*WORK TO DO*
State the number of lines where "задач" appears. Add nothing else.

══════════

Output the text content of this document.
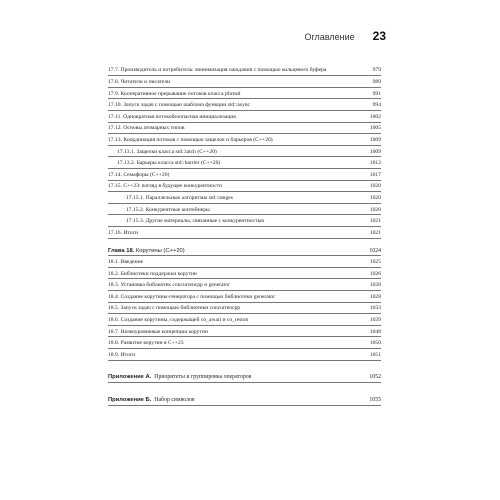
Оглавление 23
17.7. Производитель и потребитель: минимизация ожидания с помощью кольцевого буфера	979
17.8. Читатели и писатели	989
17.9. Кооперативное прерывание потоков класса jthread	991
17.10. Запуск задач с помощью шаблона функции std::async	994
17.11. Однократная потокобезопасная инициализация	1002
17.12. Основы атомарных типов	1005
17.13. Координация потоков с помощью защелок и барьеров (C++20)	1009
17.13.1. Защелки класса std::latch (C++20)	1009
17.13.2. Барьеры класса std::barrier (C++20)	1012
17.14. Семафоры (C++20)	1017
17.15. C++23: взгляд в будущее конкурентности	1020
17.15.1. Параллельные алгоритмы std::ranges	1020
17.15.2. Конкурентные контейнеры	1020
17.15.3. Другие материалы, связанные с конкурентностью	1021
17.16. Итоги	1021
Глава 18. Корутины (C++20)	1024
18.1. Введение	1025
18.2. Библиотеки поддержки корутин	1026
18.3. Установка библиотек concurrencpp и generator	1028
18.4. Создание корутины-генератора с помощью библиотеки generator	1028
18.5. Запуск задач с помощью библиотеки concurrencpp	1033
18.6. Создание корутины, содержащей co_await и co_return	1039
18.7. Низкоуровневые концепции корутин	1048
18.8. Развитие корутин в C++23	1050
18.9. Итоги	1051
Приложение А. Приоритеты и группировка операторов	1052
Приложение Б. Набор символов	1055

══════════

*THE COMPLETED TASK*
2